Short exercise: From the entries below, list each line with "What".

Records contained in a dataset
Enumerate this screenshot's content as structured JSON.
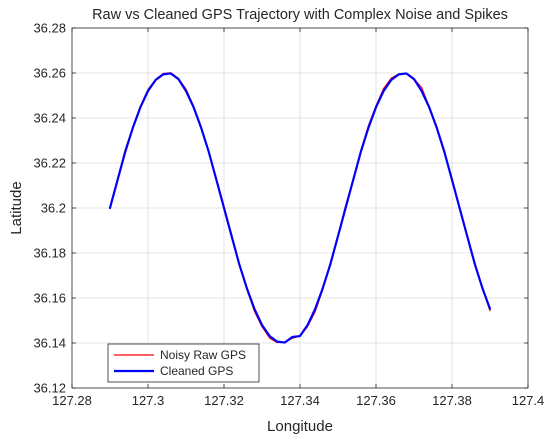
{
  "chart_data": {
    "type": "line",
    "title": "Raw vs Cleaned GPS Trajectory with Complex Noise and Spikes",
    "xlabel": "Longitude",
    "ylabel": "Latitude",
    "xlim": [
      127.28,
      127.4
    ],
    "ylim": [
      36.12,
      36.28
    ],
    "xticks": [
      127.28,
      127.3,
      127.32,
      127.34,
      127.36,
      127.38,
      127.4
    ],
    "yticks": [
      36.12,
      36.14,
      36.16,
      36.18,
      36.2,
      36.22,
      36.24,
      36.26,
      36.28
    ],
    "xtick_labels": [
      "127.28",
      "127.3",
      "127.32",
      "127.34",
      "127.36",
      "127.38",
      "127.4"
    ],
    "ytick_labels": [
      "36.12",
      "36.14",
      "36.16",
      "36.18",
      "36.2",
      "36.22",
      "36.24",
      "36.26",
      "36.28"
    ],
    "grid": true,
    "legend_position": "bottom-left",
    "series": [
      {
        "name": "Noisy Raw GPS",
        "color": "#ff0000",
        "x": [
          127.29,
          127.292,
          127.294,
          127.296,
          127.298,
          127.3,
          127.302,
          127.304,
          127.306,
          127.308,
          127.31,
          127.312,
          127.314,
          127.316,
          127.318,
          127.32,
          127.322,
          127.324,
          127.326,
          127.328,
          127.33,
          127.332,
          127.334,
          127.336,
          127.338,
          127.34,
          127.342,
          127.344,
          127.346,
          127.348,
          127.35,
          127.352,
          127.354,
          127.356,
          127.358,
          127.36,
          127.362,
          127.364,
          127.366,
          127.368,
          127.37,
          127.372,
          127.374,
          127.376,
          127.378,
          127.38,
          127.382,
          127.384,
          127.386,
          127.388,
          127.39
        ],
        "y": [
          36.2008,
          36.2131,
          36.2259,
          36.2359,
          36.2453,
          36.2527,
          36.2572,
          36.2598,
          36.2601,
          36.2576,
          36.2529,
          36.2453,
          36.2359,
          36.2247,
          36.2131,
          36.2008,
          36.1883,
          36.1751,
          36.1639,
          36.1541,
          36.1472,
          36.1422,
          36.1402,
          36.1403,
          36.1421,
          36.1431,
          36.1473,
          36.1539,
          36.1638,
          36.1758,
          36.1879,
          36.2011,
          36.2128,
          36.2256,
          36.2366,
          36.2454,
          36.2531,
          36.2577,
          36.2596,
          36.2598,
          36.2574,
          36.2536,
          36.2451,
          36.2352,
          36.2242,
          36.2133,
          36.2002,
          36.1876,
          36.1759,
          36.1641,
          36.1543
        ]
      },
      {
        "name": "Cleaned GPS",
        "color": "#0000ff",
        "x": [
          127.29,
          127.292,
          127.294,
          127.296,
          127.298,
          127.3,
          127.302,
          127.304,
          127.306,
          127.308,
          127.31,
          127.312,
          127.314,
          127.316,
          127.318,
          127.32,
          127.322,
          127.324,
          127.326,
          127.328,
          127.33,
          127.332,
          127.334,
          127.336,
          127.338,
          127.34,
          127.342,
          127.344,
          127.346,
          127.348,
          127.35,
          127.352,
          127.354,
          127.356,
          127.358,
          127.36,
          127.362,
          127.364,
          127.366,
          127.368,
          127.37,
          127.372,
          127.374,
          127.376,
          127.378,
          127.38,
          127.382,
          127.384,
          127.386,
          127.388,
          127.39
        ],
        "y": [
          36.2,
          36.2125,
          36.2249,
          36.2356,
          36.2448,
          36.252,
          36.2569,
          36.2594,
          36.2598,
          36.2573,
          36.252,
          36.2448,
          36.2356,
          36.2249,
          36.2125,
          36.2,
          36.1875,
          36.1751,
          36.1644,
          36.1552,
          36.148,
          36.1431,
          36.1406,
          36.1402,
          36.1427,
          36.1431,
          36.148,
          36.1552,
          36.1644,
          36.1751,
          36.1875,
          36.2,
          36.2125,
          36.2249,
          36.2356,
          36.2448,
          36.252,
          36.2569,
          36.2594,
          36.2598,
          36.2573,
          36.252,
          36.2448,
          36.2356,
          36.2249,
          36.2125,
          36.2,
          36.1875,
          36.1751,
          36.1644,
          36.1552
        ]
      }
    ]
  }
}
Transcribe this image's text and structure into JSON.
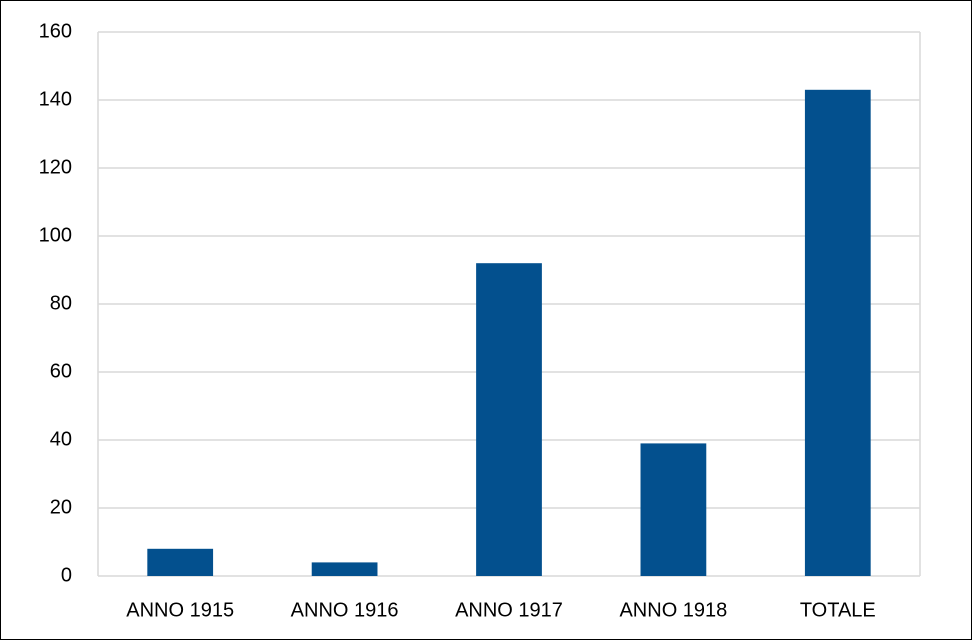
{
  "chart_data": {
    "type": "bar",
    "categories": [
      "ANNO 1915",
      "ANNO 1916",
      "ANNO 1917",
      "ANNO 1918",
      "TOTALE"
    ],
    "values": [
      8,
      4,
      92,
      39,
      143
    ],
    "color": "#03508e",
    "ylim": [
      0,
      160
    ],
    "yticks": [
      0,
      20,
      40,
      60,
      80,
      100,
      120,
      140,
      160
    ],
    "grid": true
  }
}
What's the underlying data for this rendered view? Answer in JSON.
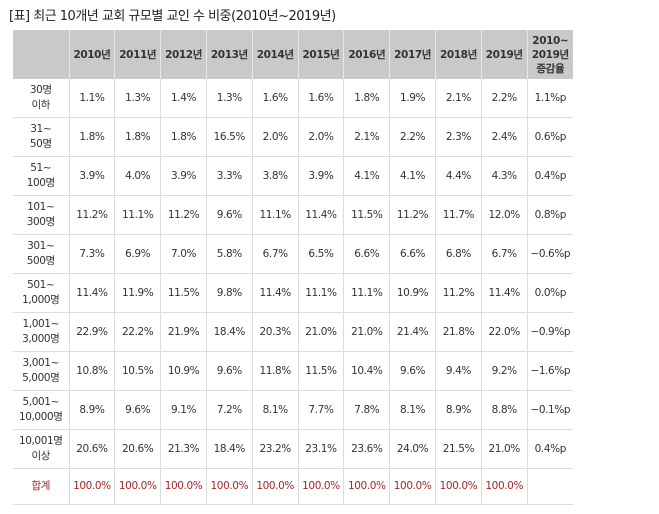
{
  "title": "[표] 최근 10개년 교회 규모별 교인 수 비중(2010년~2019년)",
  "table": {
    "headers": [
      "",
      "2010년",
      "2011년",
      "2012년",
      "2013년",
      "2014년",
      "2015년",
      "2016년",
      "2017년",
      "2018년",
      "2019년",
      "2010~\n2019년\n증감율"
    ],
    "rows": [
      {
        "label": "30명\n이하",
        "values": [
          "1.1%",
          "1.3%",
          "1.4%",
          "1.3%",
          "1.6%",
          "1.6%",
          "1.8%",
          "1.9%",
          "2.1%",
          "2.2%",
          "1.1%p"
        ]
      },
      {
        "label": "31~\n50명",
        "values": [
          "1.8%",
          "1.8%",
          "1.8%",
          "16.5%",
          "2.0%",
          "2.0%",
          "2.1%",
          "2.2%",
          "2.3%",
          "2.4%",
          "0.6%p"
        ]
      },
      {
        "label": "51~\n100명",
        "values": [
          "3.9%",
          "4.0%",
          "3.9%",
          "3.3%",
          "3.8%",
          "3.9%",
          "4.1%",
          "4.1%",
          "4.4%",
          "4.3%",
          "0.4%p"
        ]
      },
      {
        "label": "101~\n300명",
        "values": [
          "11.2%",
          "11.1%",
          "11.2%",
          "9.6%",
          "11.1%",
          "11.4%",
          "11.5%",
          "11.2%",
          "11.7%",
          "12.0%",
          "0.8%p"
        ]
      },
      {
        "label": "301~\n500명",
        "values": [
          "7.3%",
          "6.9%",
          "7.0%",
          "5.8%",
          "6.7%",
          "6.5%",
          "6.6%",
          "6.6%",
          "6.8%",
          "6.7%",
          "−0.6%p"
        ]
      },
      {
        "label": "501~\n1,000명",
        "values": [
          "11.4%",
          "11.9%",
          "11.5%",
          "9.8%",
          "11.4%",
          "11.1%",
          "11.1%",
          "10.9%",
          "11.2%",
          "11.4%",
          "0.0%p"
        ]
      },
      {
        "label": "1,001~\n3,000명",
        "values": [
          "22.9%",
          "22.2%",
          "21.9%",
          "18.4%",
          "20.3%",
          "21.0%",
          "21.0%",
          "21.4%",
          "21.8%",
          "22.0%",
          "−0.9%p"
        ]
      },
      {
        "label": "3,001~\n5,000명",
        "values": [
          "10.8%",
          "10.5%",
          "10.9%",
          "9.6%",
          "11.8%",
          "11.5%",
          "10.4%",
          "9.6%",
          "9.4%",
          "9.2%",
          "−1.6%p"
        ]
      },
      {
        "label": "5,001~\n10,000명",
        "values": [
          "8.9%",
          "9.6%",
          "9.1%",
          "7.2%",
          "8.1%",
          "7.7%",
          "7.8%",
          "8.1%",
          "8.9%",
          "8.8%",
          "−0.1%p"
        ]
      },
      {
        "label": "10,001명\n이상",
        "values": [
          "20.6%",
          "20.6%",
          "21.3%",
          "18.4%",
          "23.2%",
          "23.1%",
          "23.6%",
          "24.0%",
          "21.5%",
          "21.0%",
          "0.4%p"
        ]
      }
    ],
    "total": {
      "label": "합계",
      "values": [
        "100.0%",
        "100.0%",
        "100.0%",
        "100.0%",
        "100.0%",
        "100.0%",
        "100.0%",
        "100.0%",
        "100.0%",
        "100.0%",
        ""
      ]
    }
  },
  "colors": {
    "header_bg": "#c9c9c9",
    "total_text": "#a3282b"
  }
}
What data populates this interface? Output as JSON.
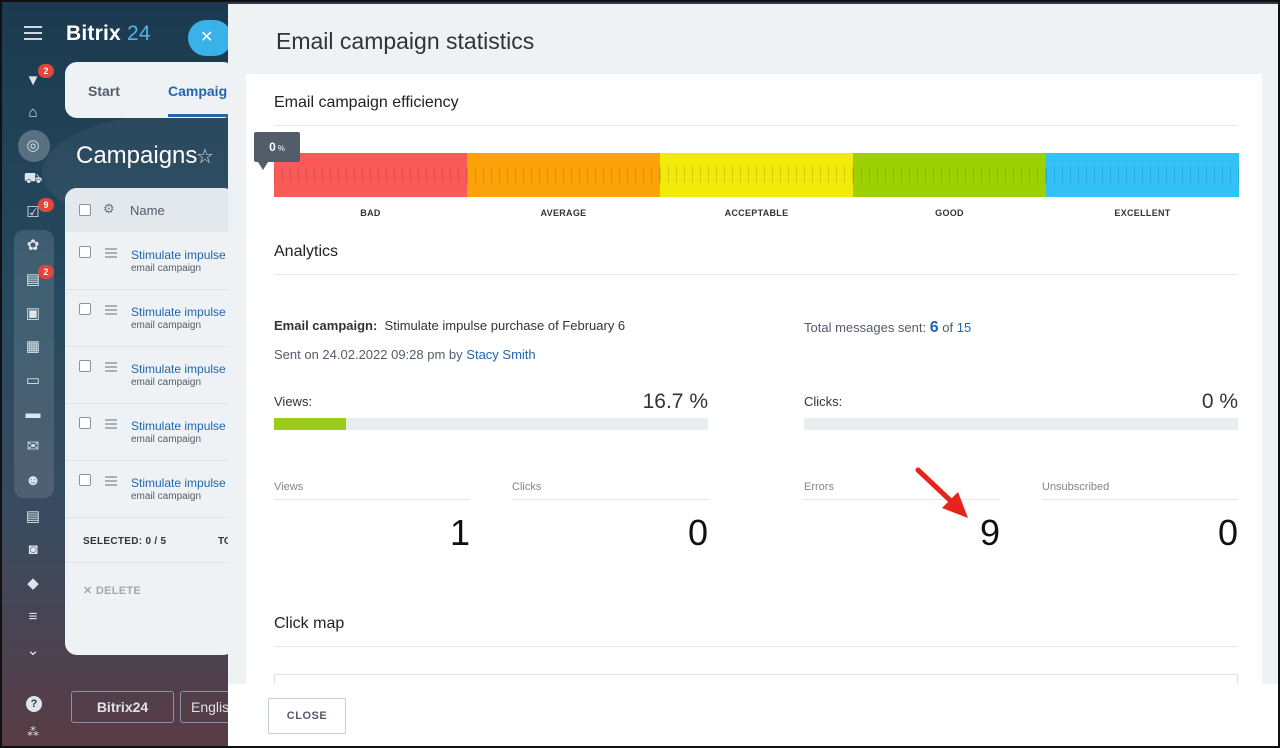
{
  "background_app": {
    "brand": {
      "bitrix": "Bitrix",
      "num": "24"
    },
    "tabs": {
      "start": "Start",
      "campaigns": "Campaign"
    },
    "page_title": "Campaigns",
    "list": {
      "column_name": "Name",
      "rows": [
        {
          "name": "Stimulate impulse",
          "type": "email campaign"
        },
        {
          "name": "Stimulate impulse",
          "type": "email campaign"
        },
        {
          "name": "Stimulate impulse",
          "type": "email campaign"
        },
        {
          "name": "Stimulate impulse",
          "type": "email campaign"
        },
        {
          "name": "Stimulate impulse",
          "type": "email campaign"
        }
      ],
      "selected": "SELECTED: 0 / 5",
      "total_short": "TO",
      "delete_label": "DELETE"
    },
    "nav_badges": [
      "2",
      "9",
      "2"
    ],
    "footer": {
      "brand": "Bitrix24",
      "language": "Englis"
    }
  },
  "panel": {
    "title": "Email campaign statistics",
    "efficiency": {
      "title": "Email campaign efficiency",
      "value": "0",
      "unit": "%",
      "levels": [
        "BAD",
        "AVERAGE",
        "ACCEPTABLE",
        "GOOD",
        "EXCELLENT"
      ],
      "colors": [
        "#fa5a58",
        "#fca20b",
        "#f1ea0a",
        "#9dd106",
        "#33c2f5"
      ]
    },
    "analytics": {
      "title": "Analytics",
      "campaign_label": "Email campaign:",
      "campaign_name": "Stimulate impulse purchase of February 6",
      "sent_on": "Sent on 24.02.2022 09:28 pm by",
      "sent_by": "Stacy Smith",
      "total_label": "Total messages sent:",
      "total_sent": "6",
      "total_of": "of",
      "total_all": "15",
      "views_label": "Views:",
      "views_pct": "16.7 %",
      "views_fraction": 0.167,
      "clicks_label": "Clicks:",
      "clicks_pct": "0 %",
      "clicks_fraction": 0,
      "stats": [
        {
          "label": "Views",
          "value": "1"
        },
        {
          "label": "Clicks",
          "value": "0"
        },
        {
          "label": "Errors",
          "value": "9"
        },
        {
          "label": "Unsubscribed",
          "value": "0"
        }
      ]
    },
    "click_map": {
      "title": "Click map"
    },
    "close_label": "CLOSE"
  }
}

Written response:
What's the underlying data for this rendered view? Answer in JSON.
What data populates this interface? Output as JSON.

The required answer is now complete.